WRITTEN INSTRUCTION
Read the records below. Copy each line where the string "title" occurs.

DATA IN THIS EXERCISE
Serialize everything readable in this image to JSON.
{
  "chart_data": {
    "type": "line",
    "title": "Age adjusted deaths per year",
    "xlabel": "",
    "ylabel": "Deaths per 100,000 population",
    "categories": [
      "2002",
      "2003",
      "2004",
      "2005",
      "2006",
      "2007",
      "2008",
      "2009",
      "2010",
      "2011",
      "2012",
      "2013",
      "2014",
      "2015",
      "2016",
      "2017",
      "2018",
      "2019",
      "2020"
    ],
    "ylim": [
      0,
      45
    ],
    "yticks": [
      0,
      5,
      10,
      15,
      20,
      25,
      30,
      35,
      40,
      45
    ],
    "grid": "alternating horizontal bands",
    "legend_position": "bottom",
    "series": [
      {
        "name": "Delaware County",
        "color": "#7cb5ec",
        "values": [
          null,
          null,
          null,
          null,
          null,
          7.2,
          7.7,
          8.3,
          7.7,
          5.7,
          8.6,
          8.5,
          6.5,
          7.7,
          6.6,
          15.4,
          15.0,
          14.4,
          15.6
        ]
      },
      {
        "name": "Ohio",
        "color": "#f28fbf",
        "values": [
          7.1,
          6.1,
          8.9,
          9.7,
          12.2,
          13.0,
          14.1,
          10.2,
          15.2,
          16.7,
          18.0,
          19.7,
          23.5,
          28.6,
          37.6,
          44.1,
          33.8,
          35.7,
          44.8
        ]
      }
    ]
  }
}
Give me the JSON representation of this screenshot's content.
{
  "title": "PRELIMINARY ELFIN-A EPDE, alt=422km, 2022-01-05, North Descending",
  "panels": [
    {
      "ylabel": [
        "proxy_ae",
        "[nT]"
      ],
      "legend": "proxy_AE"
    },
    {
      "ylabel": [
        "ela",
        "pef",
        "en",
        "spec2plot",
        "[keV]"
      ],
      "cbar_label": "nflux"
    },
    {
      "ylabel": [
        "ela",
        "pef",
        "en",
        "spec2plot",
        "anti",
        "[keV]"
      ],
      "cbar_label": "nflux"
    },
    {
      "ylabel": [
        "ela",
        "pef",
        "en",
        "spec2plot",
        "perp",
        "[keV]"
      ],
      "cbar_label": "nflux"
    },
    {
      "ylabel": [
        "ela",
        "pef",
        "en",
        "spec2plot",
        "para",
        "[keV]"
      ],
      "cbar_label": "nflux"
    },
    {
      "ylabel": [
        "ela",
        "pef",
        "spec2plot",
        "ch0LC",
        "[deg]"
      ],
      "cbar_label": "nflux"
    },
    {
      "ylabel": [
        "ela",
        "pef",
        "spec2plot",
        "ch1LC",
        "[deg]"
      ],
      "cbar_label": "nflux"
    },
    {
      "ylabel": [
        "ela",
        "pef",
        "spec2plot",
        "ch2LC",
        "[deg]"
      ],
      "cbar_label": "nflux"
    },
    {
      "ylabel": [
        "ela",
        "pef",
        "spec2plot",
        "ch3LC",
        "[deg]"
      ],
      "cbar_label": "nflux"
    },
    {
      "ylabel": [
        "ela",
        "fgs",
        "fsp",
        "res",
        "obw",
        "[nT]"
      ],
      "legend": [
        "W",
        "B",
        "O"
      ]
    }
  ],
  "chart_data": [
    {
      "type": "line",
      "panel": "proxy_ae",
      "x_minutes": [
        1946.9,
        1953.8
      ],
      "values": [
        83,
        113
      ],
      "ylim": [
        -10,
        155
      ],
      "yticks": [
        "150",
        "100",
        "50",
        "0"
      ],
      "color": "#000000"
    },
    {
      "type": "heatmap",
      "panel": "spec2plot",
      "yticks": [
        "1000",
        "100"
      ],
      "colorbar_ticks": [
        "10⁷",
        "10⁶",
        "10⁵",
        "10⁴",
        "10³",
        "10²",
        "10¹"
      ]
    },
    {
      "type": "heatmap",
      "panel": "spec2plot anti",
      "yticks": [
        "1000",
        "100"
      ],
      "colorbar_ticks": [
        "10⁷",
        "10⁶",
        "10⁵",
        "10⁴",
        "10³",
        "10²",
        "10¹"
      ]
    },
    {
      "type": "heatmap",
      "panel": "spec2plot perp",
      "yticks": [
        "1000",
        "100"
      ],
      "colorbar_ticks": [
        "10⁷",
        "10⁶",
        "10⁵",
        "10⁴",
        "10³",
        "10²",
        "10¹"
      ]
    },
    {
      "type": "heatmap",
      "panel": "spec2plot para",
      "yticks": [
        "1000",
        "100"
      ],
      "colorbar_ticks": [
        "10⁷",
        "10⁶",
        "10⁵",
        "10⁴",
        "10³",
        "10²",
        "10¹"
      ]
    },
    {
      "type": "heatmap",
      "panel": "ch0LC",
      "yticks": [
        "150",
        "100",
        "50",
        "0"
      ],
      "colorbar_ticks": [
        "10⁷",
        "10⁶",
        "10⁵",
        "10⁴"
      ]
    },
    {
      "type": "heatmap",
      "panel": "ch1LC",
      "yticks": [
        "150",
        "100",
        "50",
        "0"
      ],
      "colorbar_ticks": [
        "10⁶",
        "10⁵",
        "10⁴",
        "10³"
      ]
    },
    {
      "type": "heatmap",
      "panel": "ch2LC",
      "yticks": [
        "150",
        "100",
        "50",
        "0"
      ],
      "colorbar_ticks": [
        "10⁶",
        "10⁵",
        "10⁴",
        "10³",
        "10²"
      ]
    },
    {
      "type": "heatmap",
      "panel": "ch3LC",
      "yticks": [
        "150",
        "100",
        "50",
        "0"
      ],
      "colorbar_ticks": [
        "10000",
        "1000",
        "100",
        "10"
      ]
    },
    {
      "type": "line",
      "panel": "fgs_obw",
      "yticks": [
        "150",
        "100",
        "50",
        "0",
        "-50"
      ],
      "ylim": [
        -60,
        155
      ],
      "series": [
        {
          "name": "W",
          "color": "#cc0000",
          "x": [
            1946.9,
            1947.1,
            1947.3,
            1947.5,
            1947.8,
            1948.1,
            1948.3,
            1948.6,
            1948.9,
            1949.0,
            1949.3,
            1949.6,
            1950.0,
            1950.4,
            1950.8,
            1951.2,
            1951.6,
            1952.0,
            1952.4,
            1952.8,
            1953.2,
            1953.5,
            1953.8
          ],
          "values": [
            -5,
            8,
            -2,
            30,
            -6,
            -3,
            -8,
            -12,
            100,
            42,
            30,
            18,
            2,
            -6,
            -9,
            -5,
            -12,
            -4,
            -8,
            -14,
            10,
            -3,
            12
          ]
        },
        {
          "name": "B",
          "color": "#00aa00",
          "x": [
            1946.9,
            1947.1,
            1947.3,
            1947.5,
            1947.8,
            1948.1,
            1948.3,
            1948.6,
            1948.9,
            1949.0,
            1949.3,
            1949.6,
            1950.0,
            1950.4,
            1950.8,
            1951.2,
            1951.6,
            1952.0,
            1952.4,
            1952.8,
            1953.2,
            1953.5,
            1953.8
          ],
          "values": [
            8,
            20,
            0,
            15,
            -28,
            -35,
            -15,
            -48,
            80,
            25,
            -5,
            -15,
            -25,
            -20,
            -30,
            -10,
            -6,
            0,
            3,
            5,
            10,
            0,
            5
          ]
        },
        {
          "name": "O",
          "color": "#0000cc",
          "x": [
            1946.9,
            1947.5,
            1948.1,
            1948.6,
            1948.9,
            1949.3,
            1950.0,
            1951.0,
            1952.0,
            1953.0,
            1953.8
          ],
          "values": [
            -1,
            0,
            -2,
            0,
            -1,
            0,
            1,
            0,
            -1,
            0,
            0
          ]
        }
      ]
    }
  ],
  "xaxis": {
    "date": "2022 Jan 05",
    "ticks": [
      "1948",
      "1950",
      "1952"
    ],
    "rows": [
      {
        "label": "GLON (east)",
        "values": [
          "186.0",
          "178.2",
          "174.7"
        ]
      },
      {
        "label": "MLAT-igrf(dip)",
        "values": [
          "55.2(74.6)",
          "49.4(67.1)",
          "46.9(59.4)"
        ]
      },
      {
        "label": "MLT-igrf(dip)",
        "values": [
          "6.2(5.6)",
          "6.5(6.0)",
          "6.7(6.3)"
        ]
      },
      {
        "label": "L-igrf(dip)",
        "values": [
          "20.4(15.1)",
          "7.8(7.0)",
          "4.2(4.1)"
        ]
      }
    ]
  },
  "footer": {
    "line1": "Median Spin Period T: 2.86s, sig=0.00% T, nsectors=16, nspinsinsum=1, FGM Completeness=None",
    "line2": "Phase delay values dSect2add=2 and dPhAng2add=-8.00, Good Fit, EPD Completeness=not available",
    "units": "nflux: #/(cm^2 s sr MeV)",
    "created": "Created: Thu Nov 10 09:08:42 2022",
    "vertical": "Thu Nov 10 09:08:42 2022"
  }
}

ANSWER FOR THE TASK
    "title": "Age adjusted deaths per year",
  "title": "PRELIMINARY ELFIN-A EPDE, alt=422km, 2022-01-05, North Descending",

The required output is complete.